▶ [YOUR OBJECTIVE]
Look through the records below and give the number of lines holding the string "document", nothing more.

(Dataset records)

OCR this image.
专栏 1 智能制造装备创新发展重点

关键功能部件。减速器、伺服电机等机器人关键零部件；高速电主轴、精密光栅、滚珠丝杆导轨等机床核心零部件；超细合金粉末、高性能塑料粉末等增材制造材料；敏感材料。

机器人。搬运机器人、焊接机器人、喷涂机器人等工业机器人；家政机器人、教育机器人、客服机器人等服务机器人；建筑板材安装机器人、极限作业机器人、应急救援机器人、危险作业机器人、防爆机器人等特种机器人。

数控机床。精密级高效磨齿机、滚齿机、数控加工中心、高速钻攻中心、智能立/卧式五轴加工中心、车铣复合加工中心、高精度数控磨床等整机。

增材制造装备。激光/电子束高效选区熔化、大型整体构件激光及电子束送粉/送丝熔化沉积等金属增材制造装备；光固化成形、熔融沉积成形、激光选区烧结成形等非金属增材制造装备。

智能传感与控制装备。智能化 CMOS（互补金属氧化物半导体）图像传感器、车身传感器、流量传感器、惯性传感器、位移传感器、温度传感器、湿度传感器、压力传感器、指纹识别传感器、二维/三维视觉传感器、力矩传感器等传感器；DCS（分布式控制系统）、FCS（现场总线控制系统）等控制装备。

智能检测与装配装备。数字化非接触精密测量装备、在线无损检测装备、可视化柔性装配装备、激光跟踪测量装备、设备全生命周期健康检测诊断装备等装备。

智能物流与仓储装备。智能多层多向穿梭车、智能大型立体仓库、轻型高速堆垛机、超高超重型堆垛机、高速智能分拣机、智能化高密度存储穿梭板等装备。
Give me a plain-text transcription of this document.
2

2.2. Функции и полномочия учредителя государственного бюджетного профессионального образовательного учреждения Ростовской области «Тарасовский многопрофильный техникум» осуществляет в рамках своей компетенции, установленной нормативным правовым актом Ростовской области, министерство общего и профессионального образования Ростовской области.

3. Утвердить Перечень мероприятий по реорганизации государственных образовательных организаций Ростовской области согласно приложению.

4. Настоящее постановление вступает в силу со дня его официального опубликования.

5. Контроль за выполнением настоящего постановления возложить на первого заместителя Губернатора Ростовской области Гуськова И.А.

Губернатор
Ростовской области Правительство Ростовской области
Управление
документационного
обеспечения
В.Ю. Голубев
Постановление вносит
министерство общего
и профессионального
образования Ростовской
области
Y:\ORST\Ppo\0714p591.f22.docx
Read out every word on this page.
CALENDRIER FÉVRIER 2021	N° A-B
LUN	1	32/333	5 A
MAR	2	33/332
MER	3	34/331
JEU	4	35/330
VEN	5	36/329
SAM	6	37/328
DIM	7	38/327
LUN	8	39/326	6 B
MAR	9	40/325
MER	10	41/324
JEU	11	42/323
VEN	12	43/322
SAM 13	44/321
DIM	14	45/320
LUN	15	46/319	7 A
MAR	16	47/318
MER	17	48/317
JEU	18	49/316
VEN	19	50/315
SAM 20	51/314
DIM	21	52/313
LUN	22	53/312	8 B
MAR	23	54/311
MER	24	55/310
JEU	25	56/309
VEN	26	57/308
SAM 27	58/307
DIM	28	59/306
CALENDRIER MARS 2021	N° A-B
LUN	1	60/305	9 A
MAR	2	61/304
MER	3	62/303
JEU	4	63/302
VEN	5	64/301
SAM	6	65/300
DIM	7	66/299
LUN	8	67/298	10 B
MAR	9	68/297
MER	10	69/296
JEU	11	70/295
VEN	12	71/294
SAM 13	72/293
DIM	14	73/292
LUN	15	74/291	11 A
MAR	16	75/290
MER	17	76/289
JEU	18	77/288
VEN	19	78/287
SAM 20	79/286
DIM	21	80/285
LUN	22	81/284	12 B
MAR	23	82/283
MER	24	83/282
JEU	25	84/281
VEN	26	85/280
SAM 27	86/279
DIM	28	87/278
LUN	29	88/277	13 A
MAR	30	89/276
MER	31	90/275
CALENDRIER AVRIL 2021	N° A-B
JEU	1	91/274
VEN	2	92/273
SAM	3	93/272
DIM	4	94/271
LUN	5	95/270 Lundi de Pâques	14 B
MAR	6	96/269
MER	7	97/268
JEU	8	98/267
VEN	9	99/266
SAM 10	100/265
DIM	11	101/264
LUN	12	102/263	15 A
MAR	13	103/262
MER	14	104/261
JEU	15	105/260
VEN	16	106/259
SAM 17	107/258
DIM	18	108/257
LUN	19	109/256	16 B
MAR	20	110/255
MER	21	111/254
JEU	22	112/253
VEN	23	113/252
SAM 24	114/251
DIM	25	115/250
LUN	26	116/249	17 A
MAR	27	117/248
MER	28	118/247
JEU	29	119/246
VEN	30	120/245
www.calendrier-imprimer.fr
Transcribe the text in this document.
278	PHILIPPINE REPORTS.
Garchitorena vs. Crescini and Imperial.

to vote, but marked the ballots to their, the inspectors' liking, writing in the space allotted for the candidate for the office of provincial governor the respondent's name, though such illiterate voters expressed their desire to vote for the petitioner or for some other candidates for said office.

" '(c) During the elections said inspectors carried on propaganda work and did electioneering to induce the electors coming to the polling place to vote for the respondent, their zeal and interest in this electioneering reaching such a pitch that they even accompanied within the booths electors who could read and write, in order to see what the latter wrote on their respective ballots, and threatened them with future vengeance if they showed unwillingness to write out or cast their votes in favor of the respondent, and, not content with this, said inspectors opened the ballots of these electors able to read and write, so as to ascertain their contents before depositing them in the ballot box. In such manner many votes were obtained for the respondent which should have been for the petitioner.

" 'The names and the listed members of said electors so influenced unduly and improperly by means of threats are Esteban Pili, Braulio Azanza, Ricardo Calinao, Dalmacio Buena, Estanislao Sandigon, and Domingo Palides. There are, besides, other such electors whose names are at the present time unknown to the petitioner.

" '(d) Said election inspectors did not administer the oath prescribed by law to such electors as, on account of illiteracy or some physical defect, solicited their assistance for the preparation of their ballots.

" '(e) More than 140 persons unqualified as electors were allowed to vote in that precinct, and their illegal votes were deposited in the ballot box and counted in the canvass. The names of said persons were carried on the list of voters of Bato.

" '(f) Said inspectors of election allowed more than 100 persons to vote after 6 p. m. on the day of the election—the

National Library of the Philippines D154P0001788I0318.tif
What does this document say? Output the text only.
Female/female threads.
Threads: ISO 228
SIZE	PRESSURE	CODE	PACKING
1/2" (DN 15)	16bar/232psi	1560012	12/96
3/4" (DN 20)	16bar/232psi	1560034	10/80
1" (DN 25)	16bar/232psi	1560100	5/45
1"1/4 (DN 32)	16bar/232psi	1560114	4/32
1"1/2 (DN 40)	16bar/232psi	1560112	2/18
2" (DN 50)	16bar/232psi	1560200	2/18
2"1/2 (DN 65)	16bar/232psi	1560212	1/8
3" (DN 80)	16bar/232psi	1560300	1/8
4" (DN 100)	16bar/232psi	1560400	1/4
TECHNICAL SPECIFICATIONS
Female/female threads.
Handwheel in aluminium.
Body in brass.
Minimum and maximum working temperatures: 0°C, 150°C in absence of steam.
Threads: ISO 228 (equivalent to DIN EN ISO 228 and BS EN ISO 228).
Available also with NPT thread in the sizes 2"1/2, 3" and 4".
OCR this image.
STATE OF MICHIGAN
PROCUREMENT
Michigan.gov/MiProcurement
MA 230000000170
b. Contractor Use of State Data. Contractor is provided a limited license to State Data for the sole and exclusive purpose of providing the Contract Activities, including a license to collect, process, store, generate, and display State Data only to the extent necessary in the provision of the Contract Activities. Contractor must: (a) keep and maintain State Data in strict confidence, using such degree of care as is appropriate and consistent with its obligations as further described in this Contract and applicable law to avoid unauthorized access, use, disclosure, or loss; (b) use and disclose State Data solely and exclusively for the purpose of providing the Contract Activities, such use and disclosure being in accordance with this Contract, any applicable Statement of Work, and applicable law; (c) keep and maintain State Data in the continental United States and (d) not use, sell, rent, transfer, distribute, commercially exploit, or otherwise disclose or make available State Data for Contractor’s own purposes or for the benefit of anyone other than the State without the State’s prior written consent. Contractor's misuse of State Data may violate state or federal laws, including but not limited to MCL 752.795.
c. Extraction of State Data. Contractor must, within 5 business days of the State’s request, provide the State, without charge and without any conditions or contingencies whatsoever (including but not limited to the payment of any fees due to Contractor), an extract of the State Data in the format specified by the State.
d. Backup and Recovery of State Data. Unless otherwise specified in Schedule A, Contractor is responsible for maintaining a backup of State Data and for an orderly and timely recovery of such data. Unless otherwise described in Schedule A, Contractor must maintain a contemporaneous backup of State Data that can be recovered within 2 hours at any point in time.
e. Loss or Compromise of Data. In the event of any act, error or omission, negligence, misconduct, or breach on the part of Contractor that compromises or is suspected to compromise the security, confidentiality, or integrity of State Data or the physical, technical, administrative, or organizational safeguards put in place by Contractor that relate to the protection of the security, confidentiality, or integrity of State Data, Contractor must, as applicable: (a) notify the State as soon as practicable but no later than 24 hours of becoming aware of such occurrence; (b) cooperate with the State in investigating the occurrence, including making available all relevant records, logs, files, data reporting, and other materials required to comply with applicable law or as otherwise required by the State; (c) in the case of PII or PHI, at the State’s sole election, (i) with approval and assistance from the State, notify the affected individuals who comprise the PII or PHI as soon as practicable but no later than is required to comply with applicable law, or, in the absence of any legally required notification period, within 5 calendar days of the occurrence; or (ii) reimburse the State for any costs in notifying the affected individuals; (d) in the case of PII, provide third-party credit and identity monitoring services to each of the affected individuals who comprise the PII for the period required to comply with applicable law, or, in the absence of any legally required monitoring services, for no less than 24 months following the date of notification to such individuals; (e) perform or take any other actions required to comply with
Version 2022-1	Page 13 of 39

▶ [OUTPUT OF THE TASK]
3